Saved entries:
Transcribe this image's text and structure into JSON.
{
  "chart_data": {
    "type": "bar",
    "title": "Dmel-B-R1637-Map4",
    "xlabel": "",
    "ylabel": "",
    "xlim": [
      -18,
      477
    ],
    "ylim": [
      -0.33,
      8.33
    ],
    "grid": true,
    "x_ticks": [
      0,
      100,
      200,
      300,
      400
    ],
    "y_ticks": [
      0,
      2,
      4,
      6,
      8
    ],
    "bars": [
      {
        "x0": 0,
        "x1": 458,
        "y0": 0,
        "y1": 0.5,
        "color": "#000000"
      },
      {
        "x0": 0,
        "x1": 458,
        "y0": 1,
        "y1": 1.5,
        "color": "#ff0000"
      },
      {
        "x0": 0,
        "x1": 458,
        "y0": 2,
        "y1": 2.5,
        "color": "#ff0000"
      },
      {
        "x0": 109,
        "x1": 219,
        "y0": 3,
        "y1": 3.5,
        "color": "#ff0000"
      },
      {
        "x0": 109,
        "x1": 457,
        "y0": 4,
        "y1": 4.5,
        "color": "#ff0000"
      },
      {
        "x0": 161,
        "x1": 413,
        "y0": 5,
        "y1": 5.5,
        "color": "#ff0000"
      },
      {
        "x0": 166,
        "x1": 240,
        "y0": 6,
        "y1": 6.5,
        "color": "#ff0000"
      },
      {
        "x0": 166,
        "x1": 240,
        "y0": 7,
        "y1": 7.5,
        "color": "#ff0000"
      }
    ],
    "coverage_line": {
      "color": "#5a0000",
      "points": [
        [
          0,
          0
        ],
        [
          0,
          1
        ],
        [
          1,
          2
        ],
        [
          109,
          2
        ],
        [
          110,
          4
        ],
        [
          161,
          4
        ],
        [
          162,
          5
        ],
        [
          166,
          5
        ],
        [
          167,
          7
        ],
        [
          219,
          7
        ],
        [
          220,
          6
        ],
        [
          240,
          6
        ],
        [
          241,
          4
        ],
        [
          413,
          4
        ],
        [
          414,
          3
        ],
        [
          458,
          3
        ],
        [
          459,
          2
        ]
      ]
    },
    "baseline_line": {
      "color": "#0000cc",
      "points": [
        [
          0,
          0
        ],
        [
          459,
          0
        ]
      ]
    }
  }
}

The request:
Give the data again, exactly as it stands.

The solution:
Transcribe this image's text and structure into JSON.
{
  "chart_data": {
    "type": "bar",
    "title": "Dmel-B-R1637-Map4",
    "xlabel": "",
    "ylabel": "",
    "xlim": [
      -18,
      477
    ],
    "ylim": [
      -0.33,
      8.33
    ],
    "grid": true,
    "x_ticks": [
      0,
      100,
      200,
      300,
      400
    ],
    "y_ticks": [
      0,
      2,
      4,
      6,
      8
    ],
    "bars": [
      {
        "x0": 0,
        "x1": 458,
        "y0": 0,
        "y1": 0.5,
        "color": "#000000"
      },
      {
        "x0": 0,
        "x1": 458,
        "y0": 1,
        "y1": 1.5,
        "color": "#ff0000"
      },
      {
        "x0": 0,
        "x1": 458,
        "y0": 2,
        "y1": 2.5,
        "color": "#ff0000"
      },
      {
        "x0": 109,
        "x1": 219,
        "y0": 3,
        "y1": 3.5,
        "color": "#ff0000"
      },
      {
        "x0": 109,
        "x1": 457,
        "y0": 4,
        "y1": 4.5,
        "color": "#ff0000"
      },
      {
        "x0": 161,
        "x1": 413,
        "y0": 5,
        "y1": 5.5,
        "color": "#ff0000"
      },
      {
        "x0": 166,
        "x1": 240,
        "y0": 6,
        "y1": 6.5,
        "color": "#ff0000"
      },
      {
        "x0": 166,
        "x1": 240,
        "y0": 7,
        "y1": 7.5,
        "color": "#ff0000"
      }
    ],
    "coverage_line": {
      "color": "#5a0000",
      "points": [
        [
          0,
          0
        ],
        [
          0,
          1
        ],
        [
          1,
          2
        ],
        [
          109,
          2
        ],
        [
          110,
          4
        ],
        [
          161,
          4
        ],
        [
          162,
          5
        ],
        [
          166,
          5
        ],
        [
          167,
          7
        ],
        [
          219,
          7
        ],
        [
          220,
          6
        ],
        [
          240,
          6
        ],
        [
          241,
          4
        ],
        [
          413,
          4
        ],
        [
          414,
          3
        ],
        [
          458,
          3
        ],
        [
          459,
          2
        ]
      ]
    },
    "baseline_line": {
      "color": "#0000cc",
      "points": [
        [
          0,
          0
        ],
        [
          459,
          0
        ]
      ]
    }
  }
}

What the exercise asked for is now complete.